>> start Records for processing

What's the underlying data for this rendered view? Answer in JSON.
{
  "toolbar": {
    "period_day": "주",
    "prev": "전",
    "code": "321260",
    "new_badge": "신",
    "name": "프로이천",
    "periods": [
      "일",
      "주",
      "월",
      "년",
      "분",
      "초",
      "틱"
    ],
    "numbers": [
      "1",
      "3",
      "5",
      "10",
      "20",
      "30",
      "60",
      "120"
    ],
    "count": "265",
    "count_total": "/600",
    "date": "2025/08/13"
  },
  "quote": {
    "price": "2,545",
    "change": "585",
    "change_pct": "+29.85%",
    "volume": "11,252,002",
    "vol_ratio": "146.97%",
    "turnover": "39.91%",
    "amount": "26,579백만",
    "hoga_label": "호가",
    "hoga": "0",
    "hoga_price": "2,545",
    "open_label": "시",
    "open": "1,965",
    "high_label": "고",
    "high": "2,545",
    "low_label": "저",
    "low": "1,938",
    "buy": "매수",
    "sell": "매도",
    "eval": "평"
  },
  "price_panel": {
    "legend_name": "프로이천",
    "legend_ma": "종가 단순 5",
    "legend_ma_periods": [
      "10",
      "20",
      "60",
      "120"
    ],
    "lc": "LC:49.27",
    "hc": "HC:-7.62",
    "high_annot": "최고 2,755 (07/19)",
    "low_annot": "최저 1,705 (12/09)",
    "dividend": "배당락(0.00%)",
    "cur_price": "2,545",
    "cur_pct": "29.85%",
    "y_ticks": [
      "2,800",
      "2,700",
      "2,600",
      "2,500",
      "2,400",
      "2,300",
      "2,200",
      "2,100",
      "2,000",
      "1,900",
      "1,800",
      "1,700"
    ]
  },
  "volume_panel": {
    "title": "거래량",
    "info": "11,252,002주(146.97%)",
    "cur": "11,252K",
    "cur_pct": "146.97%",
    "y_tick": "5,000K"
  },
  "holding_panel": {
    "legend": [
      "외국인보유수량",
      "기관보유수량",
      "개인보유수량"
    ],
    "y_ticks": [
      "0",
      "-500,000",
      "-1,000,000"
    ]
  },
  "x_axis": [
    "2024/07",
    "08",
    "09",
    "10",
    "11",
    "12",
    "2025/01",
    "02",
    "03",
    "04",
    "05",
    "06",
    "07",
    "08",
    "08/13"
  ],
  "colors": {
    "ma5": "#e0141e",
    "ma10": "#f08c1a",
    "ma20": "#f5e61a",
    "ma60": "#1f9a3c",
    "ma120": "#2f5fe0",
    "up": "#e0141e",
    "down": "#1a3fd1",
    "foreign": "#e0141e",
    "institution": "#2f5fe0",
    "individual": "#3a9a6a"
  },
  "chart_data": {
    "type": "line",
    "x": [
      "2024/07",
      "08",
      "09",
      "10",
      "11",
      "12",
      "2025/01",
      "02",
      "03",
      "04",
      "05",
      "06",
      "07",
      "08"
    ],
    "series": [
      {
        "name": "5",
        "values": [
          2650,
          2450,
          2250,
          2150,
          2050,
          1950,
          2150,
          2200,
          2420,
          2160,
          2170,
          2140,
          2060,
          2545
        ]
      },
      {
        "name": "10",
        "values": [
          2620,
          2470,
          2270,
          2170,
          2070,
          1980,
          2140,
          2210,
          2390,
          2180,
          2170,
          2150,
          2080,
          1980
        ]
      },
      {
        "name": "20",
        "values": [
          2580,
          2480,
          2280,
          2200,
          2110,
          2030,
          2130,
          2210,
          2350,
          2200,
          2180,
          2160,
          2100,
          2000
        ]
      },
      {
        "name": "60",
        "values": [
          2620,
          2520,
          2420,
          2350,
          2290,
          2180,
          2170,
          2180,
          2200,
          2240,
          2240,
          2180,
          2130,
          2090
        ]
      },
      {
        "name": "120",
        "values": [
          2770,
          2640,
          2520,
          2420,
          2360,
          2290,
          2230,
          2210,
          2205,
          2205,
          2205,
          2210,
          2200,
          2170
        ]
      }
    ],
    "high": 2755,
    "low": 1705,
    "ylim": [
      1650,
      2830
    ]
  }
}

>> end Records for processing

[Goal of the exercise]:
Transcribe the data above in full, exactly.

[Response for this exercise]:
What's the underlying data for this rendered view? Answer in JSON.
{
  "toolbar": {
    "period_day": "주",
    "prev": "전",
    "code": "321260",
    "new_badge": "신",
    "name": "프로이천",
    "periods": [
      "일",
      "주",
      "월",
      "년",
      "분",
      "초",
      "틱"
    ],
    "numbers": [
      "1",
      "3",
      "5",
      "10",
      "20",
      "30",
      "60",
      "120"
    ],
    "count": "265",
    "count_total": "/600",
    "date": "2025/08/13"
  },
  "quote": {
    "price": "2,545",
    "change": "585",
    "change_pct": "+29.85%",
    "volume": "11,252,002",
    "vol_ratio": "146.97%",
    "turnover": "39.91%",
    "amount": "26,579백만",
    "hoga_label": "호가",
    "hoga": "0",
    "hoga_price": "2,545",
    "open_label": "시",
    "open": "1,965",
    "high_label": "고",
    "high": "2,545",
    "low_label": "저",
    "low": "1,938",
    "buy": "매수",
    "sell": "매도",
    "eval": "평"
  },
  "price_panel": {
    "legend_name": "프로이천",
    "legend_ma": "종가 단순 5",
    "legend_ma_periods": [
      "10",
      "20",
      "60",
      "120"
    ],
    "lc": "LC:49.27",
    "hc": "HC:-7.62",
    "high_annot": "최고 2,755 (07/19)",
    "low_annot": "최저 1,705 (12/09)",
    "dividend": "배당락(0.00%)",
    "cur_price": "2,545",
    "cur_pct": "29.85%",
    "y_ticks": [
      "2,800",
      "2,700",
      "2,600",
      "2,500",
      "2,400",
      "2,300",
      "2,200",
      "2,100",
      "2,000",
      "1,900",
      "1,800",
      "1,700"
    ]
  },
  "volume_panel": {
    "title": "거래량",
    "info": "11,252,002주(146.97%)",
    "cur": "11,252K",
    "cur_pct": "146.97%",
    "y_tick": "5,000K"
  },
  "holding_panel": {
    "legend": [
      "외국인보유수량",
      "기관보유수량",
      "개인보유수량"
    ],
    "y_ticks": [
      "0",
      "-500,000",
      "-1,000,000"
    ]
  },
  "x_axis": [
    "2024/07",
    "08",
    "09",
    "10",
    "11",
    "12",
    "2025/01",
    "02",
    "03",
    "04",
    "05",
    "06",
    "07",
    "08",
    "08/13"
  ],
  "colors": {
    "ma5": "#e0141e",
    "ma10": "#f08c1a",
    "ma20": "#f5e61a",
    "ma60": "#1f9a3c",
    "ma120": "#2f5fe0",
    "up": "#e0141e",
    "down": "#1a3fd1",
    "foreign": "#e0141e",
    "institution": "#2f5fe0",
    "individual": "#3a9a6a"
  },
  "chart_data": {
    "type": "line",
    "x": [
      "2024/07",
      "08",
      "09",
      "10",
      "11",
      "12",
      "2025/01",
      "02",
      "03",
      "04",
      "05",
      "06",
      "07",
      "08"
    ],
    "series": [
      {
        "name": "5",
        "values": [
          2650,
          2450,
          2250,
          2150,
          2050,
          1950,
          2150,
          2200,
          2420,
          2160,
          2170,
          2140,
          2060,
          2545
        ]
      },
      {
        "name": "10",
        "values": [
          2620,
          2470,
          2270,
          2170,
          2070,
          1980,
          2140,
          2210,
          2390,
          2180,
          2170,
          2150,
          2080,
          1980
        ]
      },
      {
        "name": "20",
        "values": [
          2580,
          2480,
          2280,
          2200,
          2110,
          2030,
          2130,
          2210,
          2350,
          2200,
          2180,
          2160,
          2100,
          2000
        ]
      },
      {
        "name": "60",
        "values": [
          2620,
          2520,
          2420,
          2350,
          2290,
          2180,
          2170,
          2180,
          2200,
          2240,
          2240,
          2180,
          2130,
          2090
        ]
      },
      {
        "name": "120",
        "values": [
          2770,
          2640,
          2520,
          2420,
          2360,
          2290,
          2230,
          2210,
          2205,
          2205,
          2205,
          2210,
          2200,
          2170
        ]
      }
    ],
    "high": 2755,
    "low": 1705,
    "ylim": [
      1650,
      2830
    ]
  }
}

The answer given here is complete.